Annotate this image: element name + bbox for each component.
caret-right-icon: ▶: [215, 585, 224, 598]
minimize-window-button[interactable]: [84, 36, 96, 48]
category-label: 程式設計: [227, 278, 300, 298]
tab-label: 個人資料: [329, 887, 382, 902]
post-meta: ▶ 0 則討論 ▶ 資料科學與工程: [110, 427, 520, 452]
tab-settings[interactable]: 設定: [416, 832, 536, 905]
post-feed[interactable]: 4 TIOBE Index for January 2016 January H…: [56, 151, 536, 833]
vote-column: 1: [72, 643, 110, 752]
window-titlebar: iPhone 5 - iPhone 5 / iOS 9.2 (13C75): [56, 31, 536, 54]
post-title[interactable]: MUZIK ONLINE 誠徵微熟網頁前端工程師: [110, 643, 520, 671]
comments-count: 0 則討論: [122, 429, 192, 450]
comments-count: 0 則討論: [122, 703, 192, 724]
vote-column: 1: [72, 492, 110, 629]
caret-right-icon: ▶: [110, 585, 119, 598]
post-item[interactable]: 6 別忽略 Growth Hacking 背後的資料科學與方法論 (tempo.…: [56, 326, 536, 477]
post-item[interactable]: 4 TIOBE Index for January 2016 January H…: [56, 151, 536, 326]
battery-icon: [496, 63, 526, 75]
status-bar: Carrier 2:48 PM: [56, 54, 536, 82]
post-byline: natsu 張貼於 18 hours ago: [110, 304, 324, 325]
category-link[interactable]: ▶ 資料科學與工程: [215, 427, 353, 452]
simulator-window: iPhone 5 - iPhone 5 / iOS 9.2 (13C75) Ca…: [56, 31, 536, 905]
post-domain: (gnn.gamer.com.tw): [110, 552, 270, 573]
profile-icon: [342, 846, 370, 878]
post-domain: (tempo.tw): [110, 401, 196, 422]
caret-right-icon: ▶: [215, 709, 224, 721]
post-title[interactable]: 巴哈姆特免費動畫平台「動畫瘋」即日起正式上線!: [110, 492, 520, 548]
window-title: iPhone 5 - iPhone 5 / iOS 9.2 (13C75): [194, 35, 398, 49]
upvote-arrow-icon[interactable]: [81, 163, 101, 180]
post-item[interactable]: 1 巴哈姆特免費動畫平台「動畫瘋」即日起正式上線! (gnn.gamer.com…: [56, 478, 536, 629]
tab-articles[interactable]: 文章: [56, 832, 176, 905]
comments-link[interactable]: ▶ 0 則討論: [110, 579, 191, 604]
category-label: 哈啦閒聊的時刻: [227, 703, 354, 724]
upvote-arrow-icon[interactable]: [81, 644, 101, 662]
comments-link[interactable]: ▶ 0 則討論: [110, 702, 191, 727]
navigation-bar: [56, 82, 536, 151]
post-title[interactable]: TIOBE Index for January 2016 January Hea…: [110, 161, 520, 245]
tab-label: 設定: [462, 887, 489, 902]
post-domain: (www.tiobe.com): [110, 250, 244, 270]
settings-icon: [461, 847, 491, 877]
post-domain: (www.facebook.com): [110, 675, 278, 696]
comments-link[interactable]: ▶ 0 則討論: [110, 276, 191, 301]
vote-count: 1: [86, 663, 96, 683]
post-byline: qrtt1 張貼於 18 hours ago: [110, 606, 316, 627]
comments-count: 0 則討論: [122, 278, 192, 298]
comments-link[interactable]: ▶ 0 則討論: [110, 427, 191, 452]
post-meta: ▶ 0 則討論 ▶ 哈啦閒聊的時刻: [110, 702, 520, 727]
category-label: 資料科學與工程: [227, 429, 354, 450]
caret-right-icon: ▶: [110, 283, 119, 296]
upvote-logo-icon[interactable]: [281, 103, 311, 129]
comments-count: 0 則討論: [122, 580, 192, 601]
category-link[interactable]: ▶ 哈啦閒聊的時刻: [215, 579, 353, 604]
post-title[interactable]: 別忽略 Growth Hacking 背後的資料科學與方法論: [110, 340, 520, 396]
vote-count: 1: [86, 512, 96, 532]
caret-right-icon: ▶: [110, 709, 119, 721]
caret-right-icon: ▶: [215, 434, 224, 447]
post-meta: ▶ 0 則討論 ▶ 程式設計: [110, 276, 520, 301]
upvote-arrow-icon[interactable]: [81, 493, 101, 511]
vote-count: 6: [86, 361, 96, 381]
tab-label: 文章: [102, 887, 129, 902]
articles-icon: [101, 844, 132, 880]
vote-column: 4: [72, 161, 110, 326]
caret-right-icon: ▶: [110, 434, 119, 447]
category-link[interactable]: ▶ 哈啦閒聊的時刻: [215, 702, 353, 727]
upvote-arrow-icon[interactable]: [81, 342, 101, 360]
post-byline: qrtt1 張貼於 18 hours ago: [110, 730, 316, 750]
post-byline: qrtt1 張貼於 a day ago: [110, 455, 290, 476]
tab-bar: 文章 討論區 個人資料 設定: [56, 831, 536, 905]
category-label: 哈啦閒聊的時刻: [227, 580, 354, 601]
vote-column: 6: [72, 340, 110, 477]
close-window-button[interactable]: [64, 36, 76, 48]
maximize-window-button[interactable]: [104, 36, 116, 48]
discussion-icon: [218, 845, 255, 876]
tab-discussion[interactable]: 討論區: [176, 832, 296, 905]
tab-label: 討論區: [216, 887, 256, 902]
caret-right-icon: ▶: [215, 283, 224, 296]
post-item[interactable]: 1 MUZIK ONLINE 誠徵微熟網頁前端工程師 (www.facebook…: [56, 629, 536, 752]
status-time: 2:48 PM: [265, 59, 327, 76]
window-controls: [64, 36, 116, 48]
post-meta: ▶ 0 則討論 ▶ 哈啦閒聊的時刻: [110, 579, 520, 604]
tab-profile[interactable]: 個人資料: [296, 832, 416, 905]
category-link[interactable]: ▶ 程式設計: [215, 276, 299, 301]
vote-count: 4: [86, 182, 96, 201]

• • • • •

Problem details
Extract every item above, reproducing each line character for character.

Reply to the task
Annotate this image: element name + bbox for each component.
caret-right-icon: ▶: [215, 585, 224, 598]
minimize-window-button[interactable]: [84, 36, 96, 48]
category-label: 程式設計: [227, 278, 300, 298]
tab-label: 個人資料: [329, 887, 382, 902]
post-meta: ▶ 0 則討論 ▶ 資料科學與工程: [110, 427, 520, 452]
tab-settings[interactable]: 設定: [416, 832, 536, 905]
post-feed[interactable]: 4 TIOBE Index for January 2016 January H…: [56, 151, 536, 833]
vote-column: 1: [72, 643, 110, 752]
window-titlebar: iPhone 5 - iPhone 5 / iOS 9.2 (13C75): [56, 31, 536, 54]
post-title[interactable]: MUZIK ONLINE 誠徵微熟網頁前端工程師: [110, 643, 520, 671]
comments-count: 0 則討論: [122, 429, 192, 450]
comments-count: 0 則討論: [122, 703, 192, 724]
vote-column: 1: [72, 492, 110, 629]
caret-right-icon: ▶: [110, 585, 119, 598]
post-item[interactable]: 6 別忽略 Growth Hacking 背後的資料科學與方法論 (tempo.…: [56, 326, 536, 477]
post-item[interactable]: 4 TIOBE Index for January 2016 January H…: [56, 151, 536, 326]
battery-icon: [496, 63, 526, 75]
status-bar: Carrier 2:48 PM: [56, 54, 536, 82]
post-byline: natsu 張貼於 18 hours ago: [110, 304, 324, 325]
category-link[interactable]: ▶ 資料科學與工程: [215, 427, 353, 452]
simulator-window: iPhone 5 - iPhone 5 / iOS 9.2 (13C75) Ca…: [56, 31, 536, 905]
post-domain: (gnn.gamer.com.tw): [110, 552, 270, 573]
profile-icon: [342, 846, 370, 878]
post-domain: (tempo.tw): [110, 401, 196, 422]
caret-right-icon: ▶: [215, 709, 224, 721]
post-title[interactable]: 巴哈姆特免費動畫平台「動畫瘋」即日起正式上線!: [110, 492, 520, 548]
window-title: iPhone 5 - iPhone 5 / iOS 9.2 (13C75): [194, 35, 398, 49]
upvote-arrow-icon[interactable]: [81, 163, 101, 180]
post-item[interactable]: 1 巴哈姆特免費動畫平台「動畫瘋」即日起正式上線! (gnn.gamer.com…: [56, 478, 536, 629]
tab-articles[interactable]: 文章: [56, 832, 176, 905]
comments-link[interactable]: ▶ 0 則討論: [110, 579, 191, 604]
category-label: 哈啦閒聊的時刻: [227, 703, 354, 724]
upvote-arrow-icon[interactable]: [81, 644, 101, 662]
comments-link[interactable]: ▶ 0 則討論: [110, 702, 191, 727]
navigation-bar: [56, 82, 536, 151]
post-title[interactable]: TIOBE Index for January 2016 January Hea…: [110, 161, 520, 245]
tab-label: 設定: [462, 887, 489, 902]
post-domain: (www.tiobe.com): [110, 250, 244, 270]
settings-icon: [461, 847, 491, 877]
post-domain: (www.facebook.com): [110, 675, 278, 696]
comments-link[interactable]: ▶ 0 則討論: [110, 276, 191, 301]
vote-count: 1: [86, 663, 96, 683]
post-byline: qrtt1 張貼於 18 hours ago: [110, 606, 316, 627]
comments-count: 0 則討論: [122, 278, 192, 298]
comments-link[interactable]: ▶ 0 則討論: [110, 427, 191, 452]
post-meta: ▶ 0 則討論 ▶ 哈啦閒聊的時刻: [110, 702, 520, 727]
category-label: 資料科學與工程: [227, 429, 354, 450]
caret-right-icon: ▶: [110, 283, 119, 296]
upvote-logo-icon[interactable]: [281, 103, 311, 129]
comments-count: 0 則討論: [122, 580, 192, 601]
category-link[interactable]: ▶ 哈啦閒聊的時刻: [215, 579, 353, 604]
post-title[interactable]: 別忽略 Growth Hacking 背後的資料科學與方法論: [110, 340, 520, 396]
vote-count: 1: [86, 512, 96, 532]
caret-right-icon: ▶: [110, 709, 119, 721]
caret-right-icon: ▶: [215, 434, 224, 447]
post-meta: ▶ 0 則討論 ▶ 程式設計: [110, 276, 520, 301]
upvote-arrow-icon[interactable]: [81, 493, 101, 511]
vote-count: 6: [86, 361, 96, 381]
tab-label: 文章: [102, 887, 129, 902]
articles-icon: [101, 844, 132, 880]
vote-column: 4: [72, 161, 110, 326]
caret-right-icon: ▶: [110, 434, 119, 447]
category-link[interactable]: ▶ 哈啦閒聊的時刻: [215, 702, 353, 727]
upvote-arrow-icon[interactable]: [81, 342, 101, 360]
post-byline: qrtt1 張貼於 18 hours ago: [110, 730, 316, 750]
post-byline: qrtt1 張貼於 a day ago: [110, 455, 290, 476]
tab-bar: 文章 討論區 個人資料 設定: [56, 831, 536, 905]
category-label: 哈啦閒聊的時刻: [227, 580, 354, 601]
vote-column: 6: [72, 340, 110, 477]
close-window-button[interactable]: [64, 36, 76, 48]
maximize-window-button[interactable]: [104, 36, 116, 48]
discussion-icon: [218, 845, 255, 876]
tab-discussion[interactable]: 討論區: [176, 832, 296, 905]
tab-label: 討論區: [216, 887, 256, 902]
caret-right-icon: ▶: [215, 283, 224, 296]
post-item[interactable]: 1 MUZIK ONLINE 誠徵微熟網頁前端工程師 (www.facebook…: [56, 629, 536, 752]
status-time: 2:48 PM: [265, 59, 327, 76]
window-controls: [64, 36, 116, 48]
post-meta: ▶ 0 則討論 ▶ 哈啦閒聊的時刻: [110, 579, 520, 604]
tab-profile[interactable]: 個人資料: [296, 832, 416, 905]
category-link[interactable]: ▶ 程式設計: [215, 276, 299, 301]
vote-count: 4: [86, 182, 96, 201]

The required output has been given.